- _THE PROBLEM_: Return each line of the listing that contains the string "content".

··· DATA SUPPLIED

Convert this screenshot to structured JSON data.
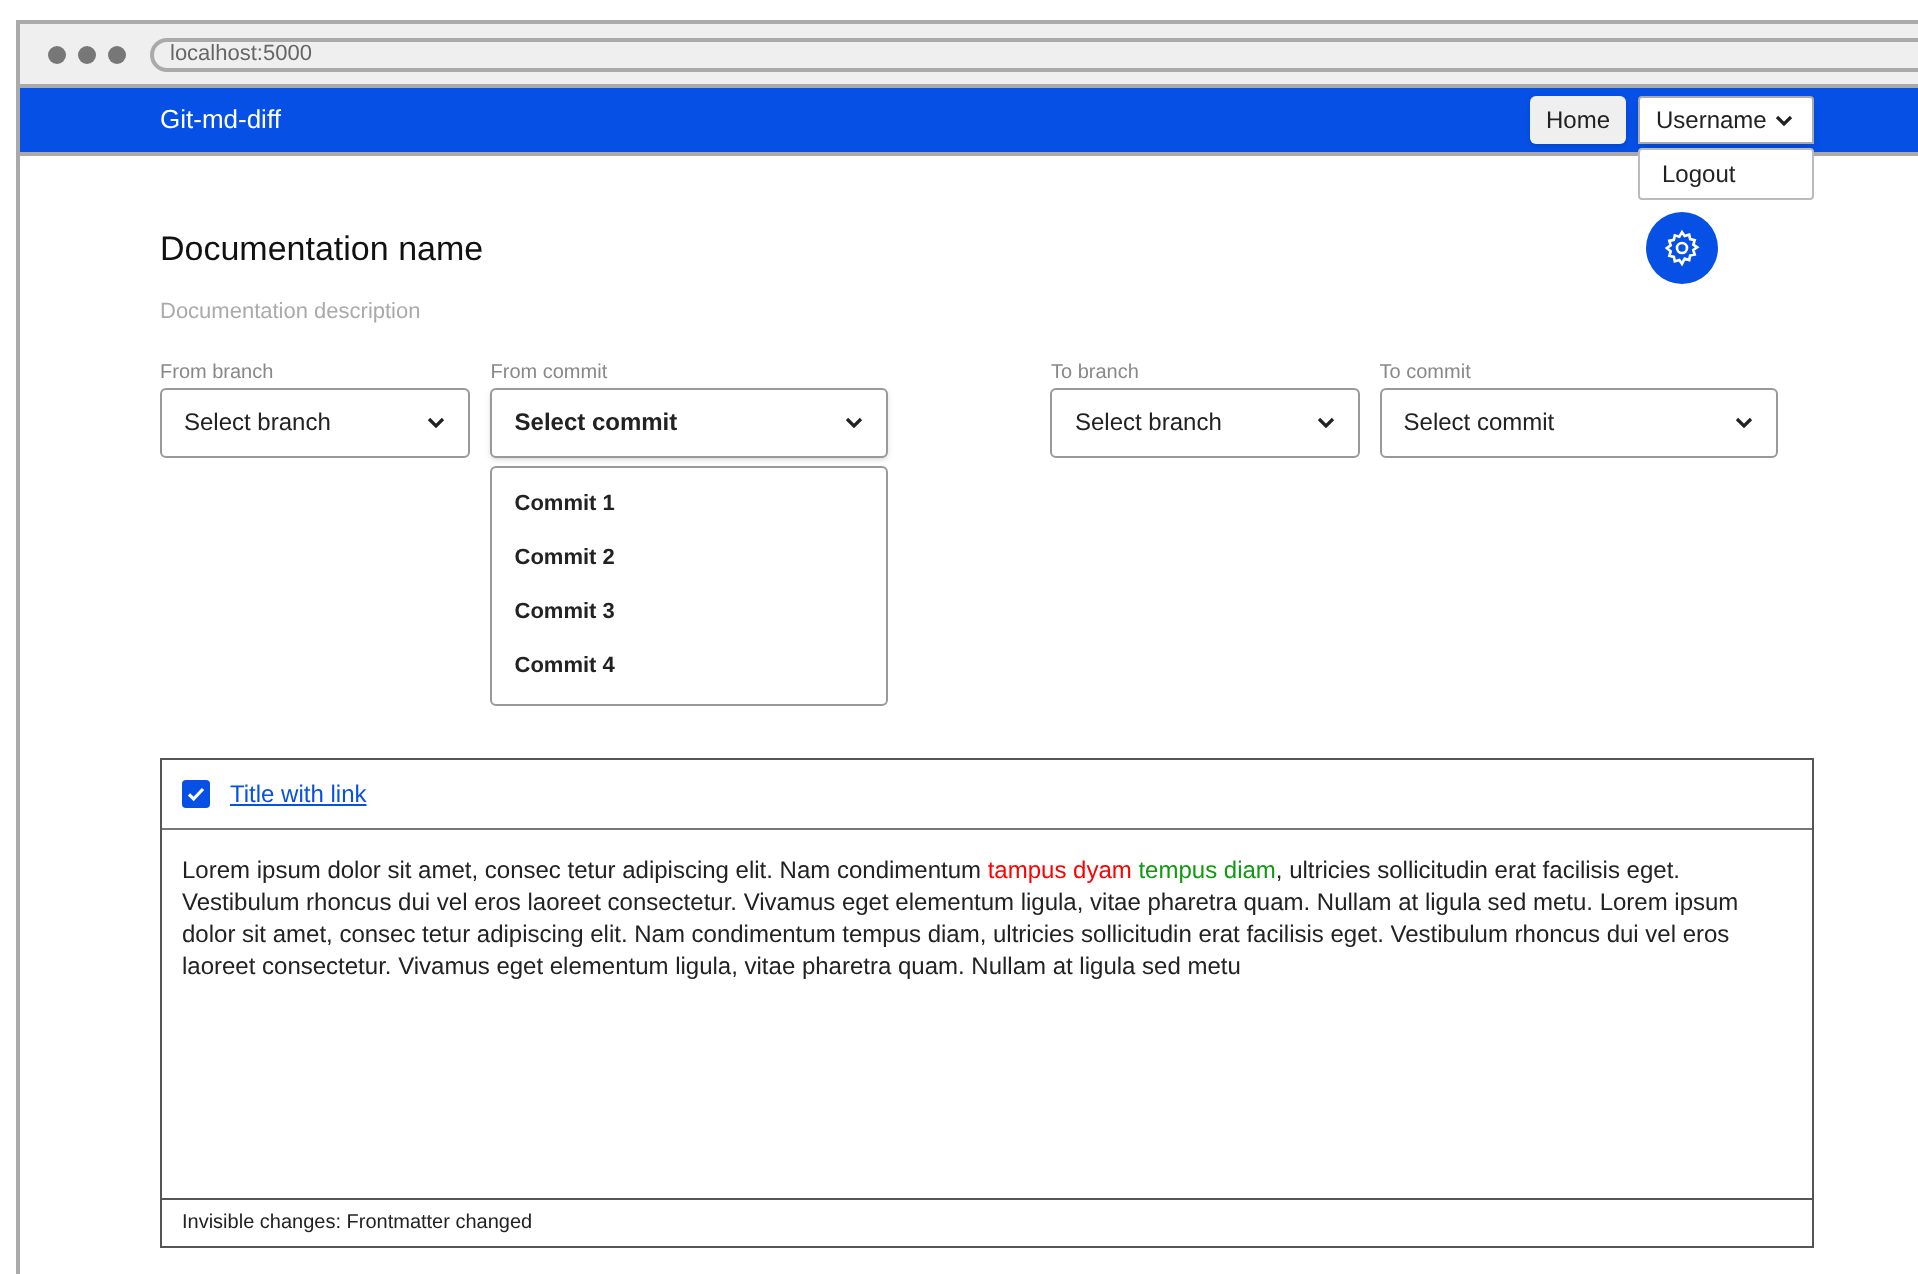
{
  "browser": {
    "address": "localhost:5000"
  },
  "navbar": {
    "brand": "Git-md-diff",
    "home_button": "Home",
    "user_menu": {
      "label": "Username",
      "expanded": true,
      "items": [
        "Logout"
      ]
    }
  },
  "header": {
    "title": "Documentation name",
    "description": "Documentation description"
  },
  "selectors": [
    {
      "label": "From branch",
      "value": "Select branch",
      "bold": false,
      "expanded": false
    },
    {
      "label": "From commit",
      "value": "Select commit",
      "bold": true,
      "expanded": true,
      "options": [
        "Commit 1",
        "Commit 2",
        "Commit 3",
        "Commit 4"
      ]
    },
    {
      "label": "To branch",
      "value": "Select branch",
      "bold": false,
      "expanded": false
    },
    {
      "label": "To commit",
      "value": "Select commit",
      "bold": false,
      "expanded": false
    }
  ],
  "diff_card": {
    "checked": true,
    "title_link": "Title with link",
    "segments": [
      {
        "kind": "plain",
        "text": "Lorem ipsum dolor sit amet, consec tetur adipiscing elit. Nam condimentum "
      },
      {
        "kind": "removed",
        "text": "tampus dyam "
      },
      {
        "kind": "added",
        "text": "tempus diam"
      },
      {
        "kind": "plain",
        "text": ", ultricies sollicitudin erat facilisis eget. Vestibulum rhoncus dui vel eros laoreet consectetur. Vivamus eget elementum ligula, vitae pharetra quam. Nullam at ligula sed metu. Lorem ipsum dolor sit amet, consec tetur adipiscing elit. Nam condimentum tempus diam, ultricies sollicitudin erat facilisis eget. Vestibulum rhoncus dui vel eros laoreet consectetur. Vivamus eget elementum ligula, vitae pharetra quam. Nullam at ligula sed metu"
      }
    ],
    "footer": "Invisible changes: Frontmatter changed"
  }
}
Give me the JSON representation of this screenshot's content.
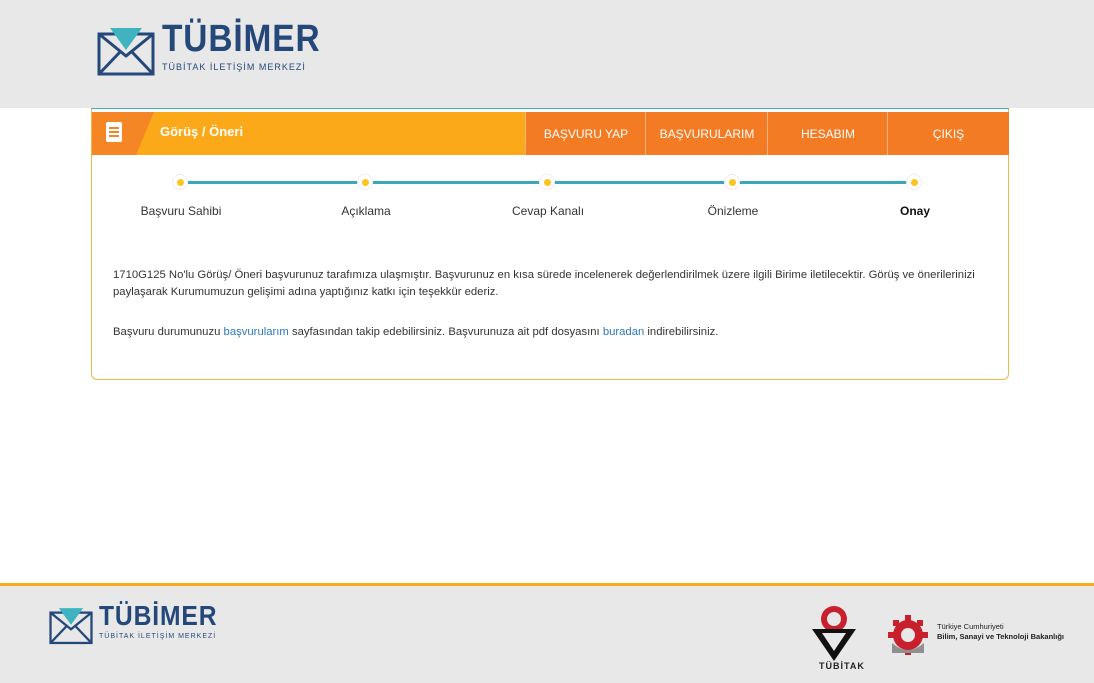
{
  "header": {
    "logo_brand": "TÜBİMER",
    "logo_tagline": "TÜBİTAK İLETİŞİM MERKEZİ"
  },
  "toolbar": {
    "page_title": "Görüş / Öneri",
    "nav": [
      {
        "label": "BAŞVURU YAP"
      },
      {
        "label": "BAŞVURULARIM"
      },
      {
        "label": "HESABIM"
      },
      {
        "label": "ÇIKIŞ"
      }
    ]
  },
  "steps": [
    {
      "label": "Başvuru Sahibi"
    },
    {
      "label": "Açıklama"
    },
    {
      "label": "Cevap Kanalı"
    },
    {
      "label": "Önizleme"
    },
    {
      "label": "Onay",
      "active": true
    }
  ],
  "message": {
    "paragraph1": "1710G125 No'lu Görüş/ Öneri başvurunuz tarafımıza ulaşmıştır. Başvurunuz en kısa sürede incelenerek değerlendirilmek üzere ilgili Birime iletilecektir. Görüş ve önerilerinizi paylaşarak Kurumumuzun gelişimi adına yaptığınız katkı için teşekkür ederiz.",
    "p2_before": "Başvuru durumunuzu ",
    "p2_link1": "başvurularım",
    "p2_middle": " sayfasından takip edebilirsiniz. Başvurunuza ait pdf dosyasını ",
    "p2_link2": "buradan",
    "p2_after": " indirebilirsiniz."
  },
  "footer": {
    "logo_brand": "TÜBİMER",
    "logo_tagline": "TÜBİTAK İLETİŞİM MERKEZİ",
    "tubitak_label": "TÜBİTAK",
    "ministry_line1": "Türkiye Cumhuriyeti",
    "ministry_line2": "Bilim, Sanayi ve Teknoloji Bakanlığı"
  },
  "colors": {
    "orange_bar": "#fba919",
    "orange_dark": "#f27b23",
    "teal": "#3aa8b8",
    "navy": "#24487a",
    "link": "#2c7ab8"
  }
}
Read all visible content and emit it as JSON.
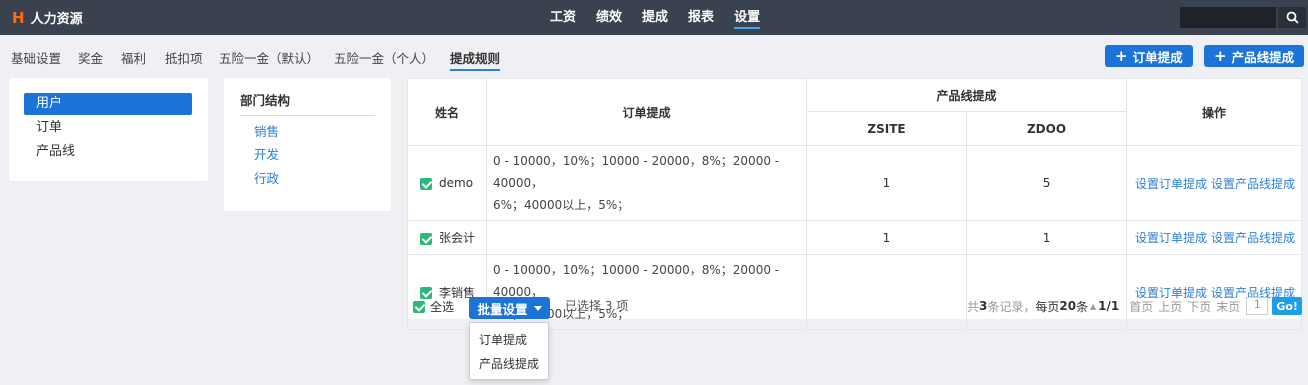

······

- _FULL SOLUTION_:
Give me the JSON representation of this screenshot's content.
Read all visible content and emit it as JSON.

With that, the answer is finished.